→ **WHAT YOU HAVE TO DO**
Below you will find a set of lines. Repeat them all exactly.

-- START --

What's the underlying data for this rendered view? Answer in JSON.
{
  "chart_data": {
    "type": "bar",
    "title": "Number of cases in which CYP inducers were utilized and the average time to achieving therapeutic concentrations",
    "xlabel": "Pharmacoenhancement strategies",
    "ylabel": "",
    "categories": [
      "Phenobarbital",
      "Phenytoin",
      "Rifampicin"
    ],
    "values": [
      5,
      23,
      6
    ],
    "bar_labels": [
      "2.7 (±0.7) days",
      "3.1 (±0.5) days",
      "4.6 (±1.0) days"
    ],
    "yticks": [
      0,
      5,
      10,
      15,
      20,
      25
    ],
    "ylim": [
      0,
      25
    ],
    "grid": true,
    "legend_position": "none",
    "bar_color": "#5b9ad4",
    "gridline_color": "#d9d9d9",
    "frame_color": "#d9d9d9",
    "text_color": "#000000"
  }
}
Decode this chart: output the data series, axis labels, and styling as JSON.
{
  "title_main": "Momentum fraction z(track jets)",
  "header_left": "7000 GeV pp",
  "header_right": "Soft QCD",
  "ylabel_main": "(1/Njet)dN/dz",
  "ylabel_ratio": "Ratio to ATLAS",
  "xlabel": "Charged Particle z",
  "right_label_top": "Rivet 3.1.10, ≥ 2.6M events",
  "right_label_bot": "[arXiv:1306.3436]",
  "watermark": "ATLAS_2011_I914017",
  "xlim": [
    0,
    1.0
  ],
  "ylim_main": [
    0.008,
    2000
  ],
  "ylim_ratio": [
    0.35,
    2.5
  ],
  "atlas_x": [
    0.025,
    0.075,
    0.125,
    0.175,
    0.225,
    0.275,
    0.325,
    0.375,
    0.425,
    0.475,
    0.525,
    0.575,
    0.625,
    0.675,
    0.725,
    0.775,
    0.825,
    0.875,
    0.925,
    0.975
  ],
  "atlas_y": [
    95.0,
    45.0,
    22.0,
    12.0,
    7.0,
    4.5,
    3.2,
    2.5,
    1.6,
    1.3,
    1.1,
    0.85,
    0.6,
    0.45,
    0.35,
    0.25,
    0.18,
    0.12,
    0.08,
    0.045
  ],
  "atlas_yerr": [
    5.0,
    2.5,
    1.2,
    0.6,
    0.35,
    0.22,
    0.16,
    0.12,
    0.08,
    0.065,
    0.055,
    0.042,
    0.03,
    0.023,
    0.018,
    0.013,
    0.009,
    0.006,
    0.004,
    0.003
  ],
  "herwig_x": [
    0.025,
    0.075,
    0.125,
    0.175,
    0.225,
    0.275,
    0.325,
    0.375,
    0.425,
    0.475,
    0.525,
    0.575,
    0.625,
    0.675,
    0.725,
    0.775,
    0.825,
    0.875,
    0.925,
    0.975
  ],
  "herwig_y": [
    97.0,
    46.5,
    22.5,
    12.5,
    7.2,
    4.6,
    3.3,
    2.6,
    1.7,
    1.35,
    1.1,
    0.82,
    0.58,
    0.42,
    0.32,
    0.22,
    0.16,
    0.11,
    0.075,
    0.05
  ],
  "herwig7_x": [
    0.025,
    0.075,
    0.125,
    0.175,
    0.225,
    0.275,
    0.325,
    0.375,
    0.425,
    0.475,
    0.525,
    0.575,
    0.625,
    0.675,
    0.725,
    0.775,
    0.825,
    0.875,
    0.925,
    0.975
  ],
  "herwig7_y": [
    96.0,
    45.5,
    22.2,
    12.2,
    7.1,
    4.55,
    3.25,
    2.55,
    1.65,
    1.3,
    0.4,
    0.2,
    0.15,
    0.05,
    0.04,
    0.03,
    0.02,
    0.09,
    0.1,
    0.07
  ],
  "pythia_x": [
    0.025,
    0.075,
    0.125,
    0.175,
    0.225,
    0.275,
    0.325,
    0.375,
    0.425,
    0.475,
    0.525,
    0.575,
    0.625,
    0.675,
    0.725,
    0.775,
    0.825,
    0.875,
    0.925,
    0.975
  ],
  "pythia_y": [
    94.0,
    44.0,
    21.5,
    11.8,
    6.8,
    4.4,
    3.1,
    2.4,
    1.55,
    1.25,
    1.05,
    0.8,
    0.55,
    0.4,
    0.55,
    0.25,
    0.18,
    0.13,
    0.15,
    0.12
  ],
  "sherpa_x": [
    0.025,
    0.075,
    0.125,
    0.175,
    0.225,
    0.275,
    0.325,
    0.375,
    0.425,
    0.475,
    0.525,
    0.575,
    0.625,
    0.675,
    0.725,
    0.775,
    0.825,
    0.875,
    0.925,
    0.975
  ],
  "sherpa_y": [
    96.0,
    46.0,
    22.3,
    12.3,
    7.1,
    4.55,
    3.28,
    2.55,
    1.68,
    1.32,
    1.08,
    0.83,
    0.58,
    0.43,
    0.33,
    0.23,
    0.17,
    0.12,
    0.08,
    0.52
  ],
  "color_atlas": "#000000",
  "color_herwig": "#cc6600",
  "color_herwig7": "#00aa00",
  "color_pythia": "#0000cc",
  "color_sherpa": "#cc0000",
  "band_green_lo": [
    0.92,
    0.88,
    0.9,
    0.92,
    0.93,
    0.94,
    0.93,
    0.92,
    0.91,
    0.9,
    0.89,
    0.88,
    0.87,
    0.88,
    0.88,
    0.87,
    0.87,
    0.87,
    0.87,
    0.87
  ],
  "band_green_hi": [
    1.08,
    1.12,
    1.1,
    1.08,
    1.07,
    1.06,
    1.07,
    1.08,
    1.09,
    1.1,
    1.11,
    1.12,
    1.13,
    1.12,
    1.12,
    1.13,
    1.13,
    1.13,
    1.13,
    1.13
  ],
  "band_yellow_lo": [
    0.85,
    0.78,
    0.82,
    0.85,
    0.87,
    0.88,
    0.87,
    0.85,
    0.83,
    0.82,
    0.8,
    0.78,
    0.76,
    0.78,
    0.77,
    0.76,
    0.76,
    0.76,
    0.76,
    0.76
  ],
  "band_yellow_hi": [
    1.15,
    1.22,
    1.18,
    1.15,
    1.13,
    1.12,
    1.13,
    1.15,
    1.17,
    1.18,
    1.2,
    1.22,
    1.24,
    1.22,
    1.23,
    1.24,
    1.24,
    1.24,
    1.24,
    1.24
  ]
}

-- END --

→ **FINAL RESULT**
What's the underlying data for this rendered view? Answer in JSON.
{
  "chart_data": {
    "type": "bar",
    "title": "Number of cases in which CYP inducers were utilized and the average time to achieving therapeutic concentrations",
    "xlabel": "Pharmacoenhancement strategies",
    "ylabel": "",
    "categories": [
      "Phenobarbital",
      "Phenytoin",
      "Rifampicin"
    ],
    "values": [
      5,
      23,
      6
    ],
    "bar_labels": [
      "2.7 (±0.7) days",
      "3.1 (±0.5) days",
      "4.6 (±1.0) days"
    ],
    "yticks": [
      0,
      5,
      10,
      15,
      20,
      25
    ],
    "ylim": [
      0,
      25
    ],
    "grid": true,
    "legend_position": "none",
    "bar_color": "#5b9ad4",
    "gridline_color": "#d9d9d9",
    "frame_color": "#d9d9d9",
    "text_color": "#000000"
  }
}
Decode this chart: output the data series, axis labels, and styling as JSON.
{
  "title_main": "Momentum fraction z(track jets)",
  "header_left": "7000 GeV pp",
  "header_right": "Soft QCD",
  "ylabel_main": "(1/Njet)dN/dz",
  "ylabel_ratio": "Ratio to ATLAS",
  "xlabel": "Charged Particle z",
  "right_label_top": "Rivet 3.1.10, ≥ 2.6M events",
  "right_label_bot": "[arXiv:1306.3436]",
  "watermark": "ATLAS_2011_I914017",
  "xlim": [
    0,
    1.0
  ],
  "ylim_main": [
    0.008,
    2000
  ],
  "ylim_ratio": [
    0.35,
    2.5
  ],
  "atlas_x": [
    0.025,
    0.075,
    0.125,
    0.175,
    0.225,
    0.275,
    0.325,
    0.375,
    0.425,
    0.475,
    0.525,
    0.575,
    0.625,
    0.675,
    0.725,
    0.775,
    0.825,
    0.875,
    0.925,
    0.975
  ],
  "atlas_y": [
    95.0,
    45.0,
    22.0,
    12.0,
    7.0,
    4.5,
    3.2,
    2.5,
    1.6,
    1.3,
    1.1,
    0.85,
    0.6,
    0.45,
    0.35,
    0.25,
    0.18,
    0.12,
    0.08,
    0.045
  ],
  "atlas_yerr": [
    5.0,
    2.5,
    1.2,
    0.6,
    0.35,
    0.22,
    0.16,
    0.12,
    0.08,
    0.065,
    0.055,
    0.042,
    0.03,
    0.023,
    0.018,
    0.013,
    0.009,
    0.006,
    0.004,
    0.003
  ],
  "herwig_x": [
    0.025,
    0.075,
    0.125,
    0.175,
    0.225,
    0.275,
    0.325,
    0.375,
    0.425,
    0.475,
    0.525,
    0.575,
    0.625,
    0.675,
    0.725,
    0.775,
    0.825,
    0.875,
    0.925,
    0.975
  ],
  "herwig_y": [
    97.0,
    46.5,
    22.5,
    12.5,
    7.2,
    4.6,
    3.3,
    2.6,
    1.7,
    1.35,
    1.1,
    0.82,
    0.58,
    0.42,
    0.32,
    0.22,
    0.16,
    0.11,
    0.075,
    0.05
  ],
  "herwig7_x": [
    0.025,
    0.075,
    0.125,
    0.175,
    0.225,
    0.275,
    0.325,
    0.375,
    0.425,
    0.475,
    0.525,
    0.575,
    0.625,
    0.675,
    0.725,
    0.775,
    0.825,
    0.875,
    0.925,
    0.975
  ],
  "herwig7_y": [
    96.0,
    45.5,
    22.2,
    12.2,
    7.1,
    4.55,
    3.25,
    2.55,
    1.65,
    1.3,
    0.4,
    0.2,
    0.15,
    0.05,
    0.04,
    0.03,
    0.02,
    0.09,
    0.1,
    0.07
  ],
  "pythia_x": [
    0.025,
    0.075,
    0.125,
    0.175,
    0.225,
    0.275,
    0.325,
    0.375,
    0.425,
    0.475,
    0.525,
    0.575,
    0.625,
    0.675,
    0.725,
    0.775,
    0.825,
    0.875,
    0.925,
    0.975
  ],
  "pythia_y": [
    94.0,
    44.0,
    21.5,
    11.8,
    6.8,
    4.4,
    3.1,
    2.4,
    1.55,
    1.25,
    1.05,
    0.8,
    0.55,
    0.4,
    0.55,
    0.25,
    0.18,
    0.13,
    0.15,
    0.12
  ],
  "sherpa_x": [
    0.025,
    0.075,
    0.125,
    0.175,
    0.225,
    0.275,
    0.325,
    0.375,
    0.425,
    0.475,
    0.525,
    0.575,
    0.625,
    0.675,
    0.725,
    0.775,
    0.825,
    0.875,
    0.925,
    0.975
  ],
  "sherpa_y": [
    96.0,
    46.0,
    22.3,
    12.3,
    7.1,
    4.55,
    3.28,
    2.55,
    1.68,
    1.32,
    1.08,
    0.83,
    0.58,
    0.43,
    0.33,
    0.23,
    0.17,
    0.12,
    0.08,
    0.52
  ],
  "color_atlas": "#000000",
  "color_herwig": "#cc6600",
  "color_herwig7": "#00aa00",
  "color_pythia": "#0000cc",
  "color_sherpa": "#cc0000",
  "band_green_lo": [
    0.92,
    0.88,
    0.9,
    0.92,
    0.93,
    0.94,
    0.93,
    0.92,
    0.91,
    0.9,
    0.89,
    0.88,
    0.87,
    0.88,
    0.88,
    0.87,
    0.87,
    0.87,
    0.87,
    0.87
  ],
  "band_green_hi": [
    1.08,
    1.12,
    1.1,
    1.08,
    1.07,
    1.06,
    1.07,
    1.08,
    1.09,
    1.1,
    1.11,
    1.12,
    1.13,
    1.12,
    1.12,
    1.13,
    1.13,
    1.13,
    1.13,
    1.13
  ],
  "band_yellow_lo": [
    0.85,
    0.78,
    0.82,
    0.85,
    0.87,
    0.88,
    0.87,
    0.85,
    0.83,
    0.82,
    0.8,
    0.78,
    0.76,
    0.78,
    0.77,
    0.76,
    0.76,
    0.76,
    0.76,
    0.76
  ],
  "band_yellow_hi": [
    1.15,
    1.22,
    1.18,
    1.15,
    1.13,
    1.12,
    1.13,
    1.15,
    1.17,
    1.18,
    1.2,
    1.22,
    1.24,
    1.22,
    1.23,
    1.24,
    1.24,
    1.24,
    1.24,
    1.24
  ]
}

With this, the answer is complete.